===== Given records

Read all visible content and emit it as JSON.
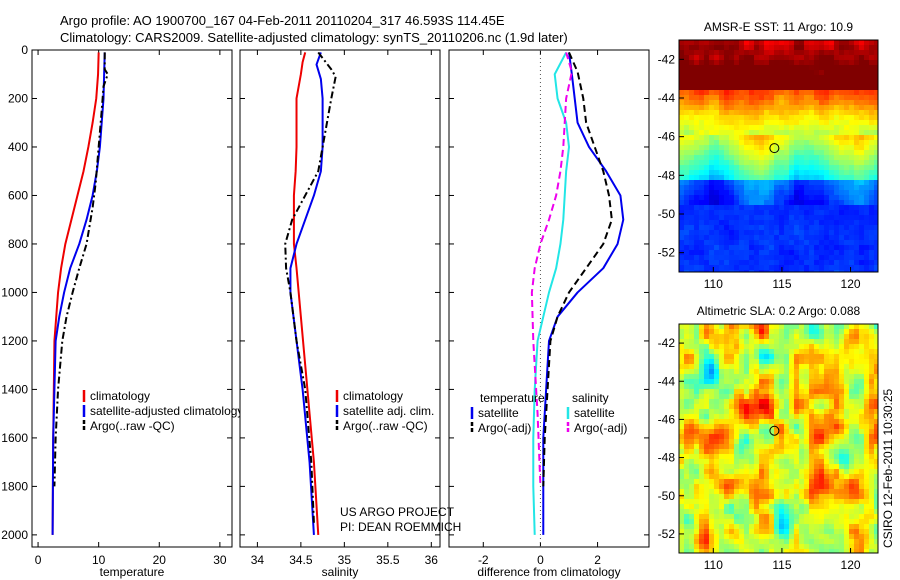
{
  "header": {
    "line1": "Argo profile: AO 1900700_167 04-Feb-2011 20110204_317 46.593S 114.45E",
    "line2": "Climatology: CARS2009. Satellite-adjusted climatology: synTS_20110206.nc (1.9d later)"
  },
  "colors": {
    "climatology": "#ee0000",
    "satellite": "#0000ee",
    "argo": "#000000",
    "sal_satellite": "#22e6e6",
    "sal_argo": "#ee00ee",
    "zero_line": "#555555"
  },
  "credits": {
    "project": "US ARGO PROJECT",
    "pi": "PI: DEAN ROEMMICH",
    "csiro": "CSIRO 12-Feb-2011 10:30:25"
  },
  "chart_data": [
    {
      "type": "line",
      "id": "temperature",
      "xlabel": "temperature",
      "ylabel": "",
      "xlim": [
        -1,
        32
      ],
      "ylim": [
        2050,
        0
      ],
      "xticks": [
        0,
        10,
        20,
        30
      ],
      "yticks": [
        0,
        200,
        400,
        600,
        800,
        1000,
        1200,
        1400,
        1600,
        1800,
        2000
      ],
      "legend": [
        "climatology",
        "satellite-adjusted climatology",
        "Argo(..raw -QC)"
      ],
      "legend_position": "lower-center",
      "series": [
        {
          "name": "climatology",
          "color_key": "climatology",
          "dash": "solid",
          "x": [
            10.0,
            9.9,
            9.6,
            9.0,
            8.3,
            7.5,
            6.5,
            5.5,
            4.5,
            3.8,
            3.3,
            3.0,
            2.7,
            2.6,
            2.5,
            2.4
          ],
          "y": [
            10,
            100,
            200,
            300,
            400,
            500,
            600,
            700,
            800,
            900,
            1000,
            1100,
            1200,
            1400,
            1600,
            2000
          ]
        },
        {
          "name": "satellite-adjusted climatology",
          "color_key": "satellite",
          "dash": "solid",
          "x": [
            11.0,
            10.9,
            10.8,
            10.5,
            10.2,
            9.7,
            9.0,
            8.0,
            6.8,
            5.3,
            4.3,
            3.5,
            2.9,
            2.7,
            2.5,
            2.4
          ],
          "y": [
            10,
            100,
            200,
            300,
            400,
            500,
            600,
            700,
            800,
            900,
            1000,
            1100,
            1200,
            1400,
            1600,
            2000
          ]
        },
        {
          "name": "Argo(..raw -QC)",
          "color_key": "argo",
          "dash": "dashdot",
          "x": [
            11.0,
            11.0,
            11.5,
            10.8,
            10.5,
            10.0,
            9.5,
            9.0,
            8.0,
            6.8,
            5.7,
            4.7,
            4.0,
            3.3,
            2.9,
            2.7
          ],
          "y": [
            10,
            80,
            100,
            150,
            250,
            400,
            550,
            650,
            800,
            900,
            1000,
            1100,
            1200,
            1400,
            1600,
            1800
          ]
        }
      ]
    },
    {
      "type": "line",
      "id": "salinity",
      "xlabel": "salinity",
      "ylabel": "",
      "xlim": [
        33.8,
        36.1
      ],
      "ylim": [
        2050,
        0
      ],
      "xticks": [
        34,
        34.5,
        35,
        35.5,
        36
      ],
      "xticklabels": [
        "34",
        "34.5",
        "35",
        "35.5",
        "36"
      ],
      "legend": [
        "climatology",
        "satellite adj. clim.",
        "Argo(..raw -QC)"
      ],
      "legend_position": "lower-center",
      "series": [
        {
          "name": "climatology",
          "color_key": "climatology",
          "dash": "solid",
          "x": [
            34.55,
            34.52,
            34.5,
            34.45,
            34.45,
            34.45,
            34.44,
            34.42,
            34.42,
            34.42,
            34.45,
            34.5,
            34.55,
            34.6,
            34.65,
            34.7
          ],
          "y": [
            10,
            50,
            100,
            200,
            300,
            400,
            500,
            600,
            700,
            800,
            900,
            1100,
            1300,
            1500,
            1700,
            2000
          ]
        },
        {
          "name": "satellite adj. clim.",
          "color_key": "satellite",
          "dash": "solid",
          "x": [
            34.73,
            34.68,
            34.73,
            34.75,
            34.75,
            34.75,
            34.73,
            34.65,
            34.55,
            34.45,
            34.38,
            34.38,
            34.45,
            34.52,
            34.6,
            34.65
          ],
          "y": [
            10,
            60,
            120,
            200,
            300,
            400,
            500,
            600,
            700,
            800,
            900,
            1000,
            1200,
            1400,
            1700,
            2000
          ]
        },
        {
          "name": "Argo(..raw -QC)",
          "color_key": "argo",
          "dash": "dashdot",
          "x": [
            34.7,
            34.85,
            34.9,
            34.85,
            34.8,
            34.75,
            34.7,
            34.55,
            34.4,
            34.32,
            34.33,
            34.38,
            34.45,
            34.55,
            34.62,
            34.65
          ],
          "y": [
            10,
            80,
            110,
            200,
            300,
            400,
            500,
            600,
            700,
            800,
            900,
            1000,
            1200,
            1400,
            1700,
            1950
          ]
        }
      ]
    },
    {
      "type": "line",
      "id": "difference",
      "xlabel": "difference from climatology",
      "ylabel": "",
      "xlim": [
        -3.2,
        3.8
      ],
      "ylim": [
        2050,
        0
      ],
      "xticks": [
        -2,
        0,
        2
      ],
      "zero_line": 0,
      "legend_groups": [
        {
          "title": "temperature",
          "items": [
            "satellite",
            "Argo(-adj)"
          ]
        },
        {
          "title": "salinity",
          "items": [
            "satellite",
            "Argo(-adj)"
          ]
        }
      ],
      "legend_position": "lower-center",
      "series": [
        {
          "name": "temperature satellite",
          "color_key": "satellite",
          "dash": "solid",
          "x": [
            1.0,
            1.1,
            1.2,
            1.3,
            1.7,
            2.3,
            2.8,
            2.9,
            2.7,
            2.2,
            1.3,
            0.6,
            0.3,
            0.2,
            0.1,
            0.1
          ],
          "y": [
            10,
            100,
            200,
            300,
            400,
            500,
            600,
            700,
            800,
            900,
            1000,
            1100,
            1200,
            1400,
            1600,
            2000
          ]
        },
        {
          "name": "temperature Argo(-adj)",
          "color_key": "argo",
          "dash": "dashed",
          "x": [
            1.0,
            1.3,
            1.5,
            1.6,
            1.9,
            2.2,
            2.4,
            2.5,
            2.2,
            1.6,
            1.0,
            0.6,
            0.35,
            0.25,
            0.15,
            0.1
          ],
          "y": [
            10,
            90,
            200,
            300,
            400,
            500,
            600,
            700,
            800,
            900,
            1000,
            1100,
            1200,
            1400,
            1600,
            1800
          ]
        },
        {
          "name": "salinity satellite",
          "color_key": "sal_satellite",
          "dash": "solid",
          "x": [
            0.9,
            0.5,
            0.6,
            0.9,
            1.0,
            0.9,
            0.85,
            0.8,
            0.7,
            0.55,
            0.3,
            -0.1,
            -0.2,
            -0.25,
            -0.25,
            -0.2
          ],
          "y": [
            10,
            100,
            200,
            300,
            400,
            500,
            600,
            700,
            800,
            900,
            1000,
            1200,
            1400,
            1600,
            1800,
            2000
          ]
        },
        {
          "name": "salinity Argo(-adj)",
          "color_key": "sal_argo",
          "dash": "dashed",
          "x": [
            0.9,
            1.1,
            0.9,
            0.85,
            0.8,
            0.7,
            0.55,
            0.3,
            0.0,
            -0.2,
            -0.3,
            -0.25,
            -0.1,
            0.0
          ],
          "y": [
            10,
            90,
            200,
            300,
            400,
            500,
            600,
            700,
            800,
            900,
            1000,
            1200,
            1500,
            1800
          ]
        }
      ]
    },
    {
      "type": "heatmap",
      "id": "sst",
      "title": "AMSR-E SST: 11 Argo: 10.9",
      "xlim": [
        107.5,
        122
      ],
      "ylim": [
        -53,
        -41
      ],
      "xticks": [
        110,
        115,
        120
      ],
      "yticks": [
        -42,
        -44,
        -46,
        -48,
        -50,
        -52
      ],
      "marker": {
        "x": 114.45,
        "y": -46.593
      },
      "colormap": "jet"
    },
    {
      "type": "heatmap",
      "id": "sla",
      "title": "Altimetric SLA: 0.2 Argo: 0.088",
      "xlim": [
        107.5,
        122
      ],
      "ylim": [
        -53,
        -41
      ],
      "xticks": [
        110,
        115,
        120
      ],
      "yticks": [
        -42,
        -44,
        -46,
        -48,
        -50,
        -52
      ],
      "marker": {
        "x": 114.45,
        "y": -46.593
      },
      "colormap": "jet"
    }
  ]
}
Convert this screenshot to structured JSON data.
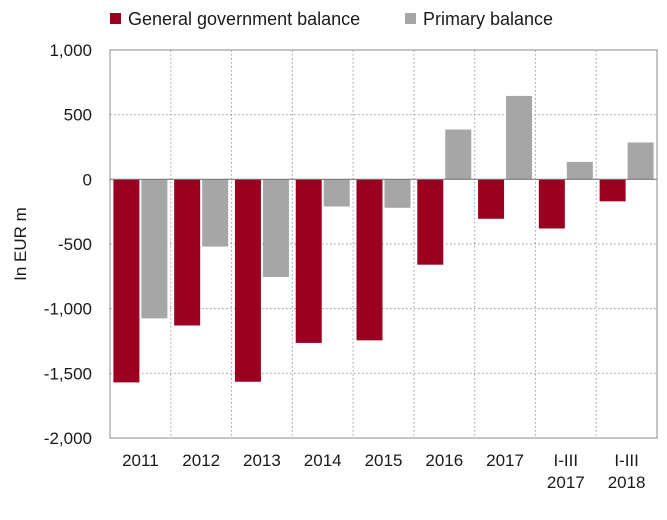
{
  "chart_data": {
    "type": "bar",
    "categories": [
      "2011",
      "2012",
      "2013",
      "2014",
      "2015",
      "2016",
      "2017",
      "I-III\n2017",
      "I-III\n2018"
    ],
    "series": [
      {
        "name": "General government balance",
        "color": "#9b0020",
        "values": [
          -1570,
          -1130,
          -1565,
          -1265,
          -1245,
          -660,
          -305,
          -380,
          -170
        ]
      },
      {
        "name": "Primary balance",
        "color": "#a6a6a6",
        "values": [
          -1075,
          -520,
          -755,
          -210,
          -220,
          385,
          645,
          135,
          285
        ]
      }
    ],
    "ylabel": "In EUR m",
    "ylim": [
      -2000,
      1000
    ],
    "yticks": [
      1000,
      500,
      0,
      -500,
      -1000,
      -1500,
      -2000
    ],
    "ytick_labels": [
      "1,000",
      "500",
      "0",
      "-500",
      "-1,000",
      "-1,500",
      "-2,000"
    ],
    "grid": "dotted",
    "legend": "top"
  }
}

==========

Aim: Search the data for the string "adjusted" and copy each line where it appears.

Exercise result:
    "line2": "Climatology: CARS2009. Satellite-adjusted climatology: synTS_20110206.nc (1.9d later)"
        "satellite-adjusted climatology",
          "name": "satellite-adjusted climatology",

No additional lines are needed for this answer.